## WRITTEN PROBLEM
Show every line below where "Autovalores" can be found.

## EXERCISE MATERIAL
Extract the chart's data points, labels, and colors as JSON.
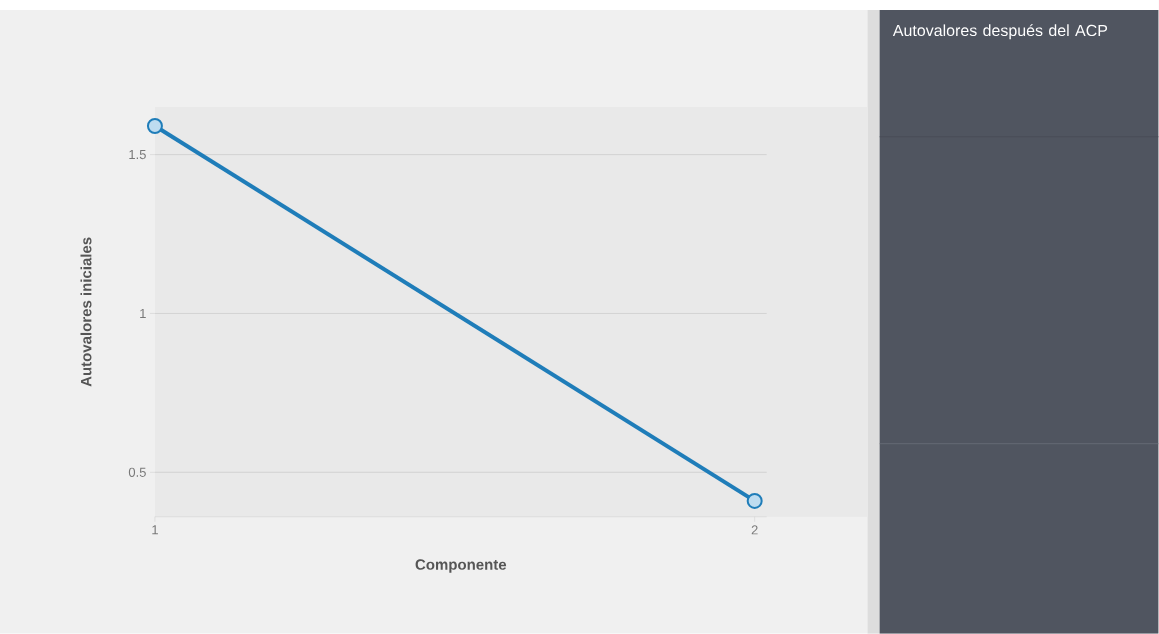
{
  "chart_data": {
    "type": "line",
    "title": "Autovalores después del ACP",
    "xlabel": "Componente",
    "ylabel": "Autovalores iniciales",
    "x": [
      1,
      2
    ],
    "series": [
      {
        "color": "#1f7db9",
        "values": [
          1.59,
          0.41
        ]
      }
    ],
    "xlim": [
      1,
      2.02
    ],
    "ylim": [
      0.36,
      1.65
    ],
    "xticks": [
      1,
      2
    ],
    "yticks": [
      0.5,
      1,
      1.5
    ],
    "grid": "y",
    "marker": "circle",
    "line_style": "solid"
  }
}
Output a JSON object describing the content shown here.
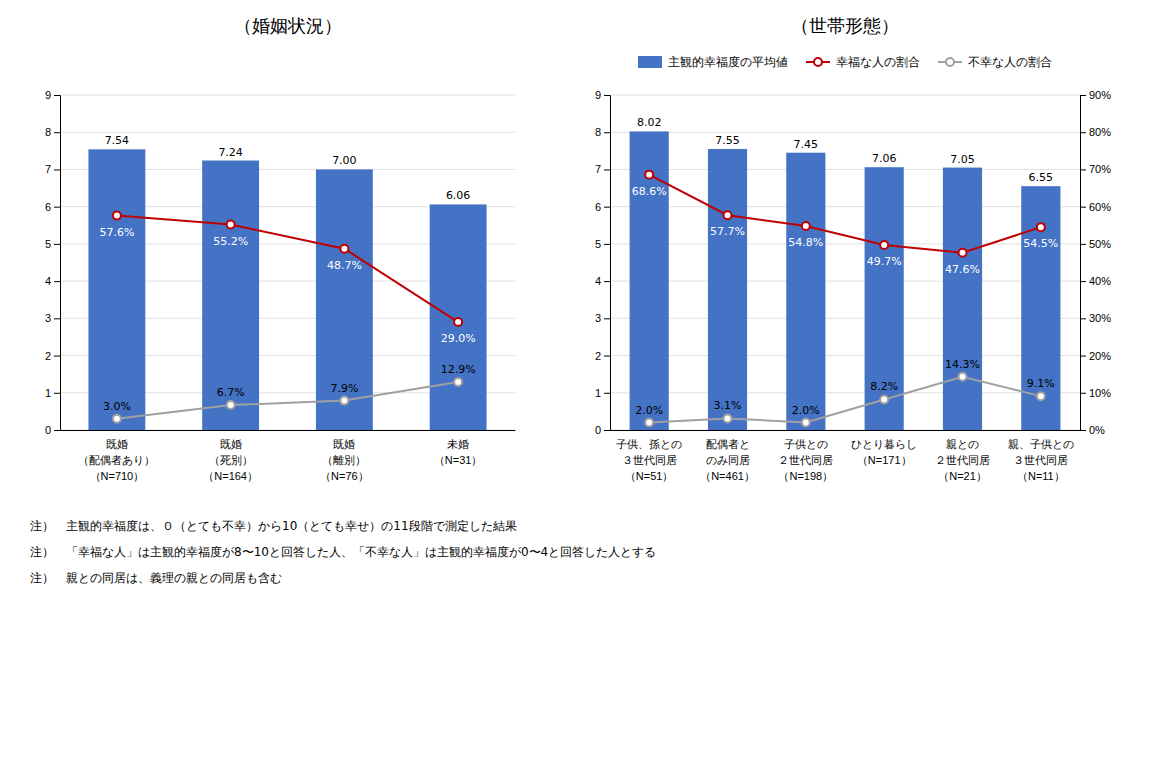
{
  "chart_data": [
    {
      "type": "bar",
      "title": "（婚姻状況）",
      "categories": [
        "既婚\n（配偶者あり）\n（N=710）",
        "既婚\n（死別）\n（N=164）",
        "既婚\n（離別）\n（N=76）",
        "未婚\n（N=31）"
      ],
      "series": [
        {
          "type": "bar",
          "color": "#4472C4",
          "values": [
            7.54,
            7.24,
            7.0,
            6.06
          ],
          "value_labels": [
            "7.54",
            "7.24",
            "7.00",
            "6.06"
          ]
        },
        {
          "type": "line",
          "axis": "y2",
          "color": "#C00000",
          "marker": "circle",
          "values": [
            57.6,
            55.2,
            48.7,
            29.0
          ],
          "value_labels": [
            "57.6%",
            "55.2%",
            "48.7%",
            "29.0%"
          ]
        },
        {
          "type": "line",
          "axis": "y2",
          "color": "#A0A0A0",
          "marker": "circle",
          "values": [
            3.0,
            6.7,
            7.9,
            12.9
          ],
          "value_labels": [
            "3.0%",
            "6.7%",
            "7.9%",
            "12.9%"
          ]
        }
      ],
      "ylim": [
        0,
        9
      ],
      "yticks": [
        0,
        1,
        2,
        3,
        4,
        5,
        6,
        7,
        8,
        9
      ],
      "y2lim": [
        0,
        90
      ],
      "grid": true,
      "data_labels": true,
      "annotations": [
        "注）　主観的幸福度は、０（とても不幸）から10（とても幸せ）の11段階で測定した結果",
        "注）　「幸福な人」は主観的幸福度が8〜10と回答した人、「不幸な人」は主観的幸福度が0〜4と回答した人とする",
        "注）　親との同居は、義理の親との同居も含む"
      ]
    },
    {
      "type": "bar",
      "title": "（世帯形態）",
      "categories": [
        "子供、孫との\n３世代同居\n（N=51）",
        "配偶者と\nのみ同居\n（N=461）",
        "子供との\n２世代同居\n（N=198）",
        "ひとり暮らし\n（N=171）",
        "親との\n２世代同居\n（N=21）",
        "親、子供との\n３世代同居\n（N=11）"
      ],
      "series": [
        {
          "name": "主観的幸福度の平均値",
          "type": "bar",
          "color": "#4472C4",
          "values": [
            8.02,
            7.55,
            7.45,
            7.06,
            7.05,
            6.55
          ],
          "value_labels": [
            "8.02",
            "7.55",
            "7.45",
            "7.06",
            "7.05",
            "6.55"
          ]
        },
        {
          "name": "幸福な人の割合",
          "type": "line",
          "axis": "y2",
          "color": "#C00000",
          "marker": "circle",
          "values": [
            68.6,
            57.7,
            54.8,
            49.7,
            47.6,
            54.5
          ],
          "value_labels": [
            "68.6%",
            "57.7%",
            "54.8%",
            "49.7%",
            "47.6%",
            "54.5%"
          ]
        },
        {
          "name": "不幸な人の割合",
          "type": "line",
          "axis": "y2",
          "color": "#A0A0A0",
          "marker": "circle",
          "values": [
            2.0,
            3.1,
            2.0,
            8.2,
            14.3,
            9.1
          ],
          "value_labels": [
            "2.0%",
            "3.1%",
            "2.0%",
            "8.2%",
            "14.3%",
            "9.1%"
          ]
        }
      ],
      "ylim": [
        0,
        9
      ],
      "yticks": [
        0,
        1,
        2,
        3,
        4,
        5,
        6,
        7,
        8,
        9
      ],
      "y2lim": [
        0,
        90
      ],
      "y2ticks": [
        {
          "value": 0,
          "label": "0%"
        },
        {
          "value": 10,
          "label": "10%"
        },
        {
          "value": 20,
          "label": "20%"
        },
        {
          "value": 30,
          "label": "30%"
        },
        {
          "value": 40,
          "label": "40%"
        },
        {
          "value": 50,
          "label": "50%"
        },
        {
          "value": 60,
          "label": "60%"
        },
        {
          "value": 70,
          "label": "70%"
        },
        {
          "value": 80,
          "label": "80%"
        },
        {
          "value": 90,
          "label": "90%"
        }
      ],
      "grid": true,
      "data_labels": true,
      "legend": "top"
    }
  ]
}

## TASK RESPONSE
    "title": "Autovalores después del ACP",
    "ylabel": "Autovalores iniciales",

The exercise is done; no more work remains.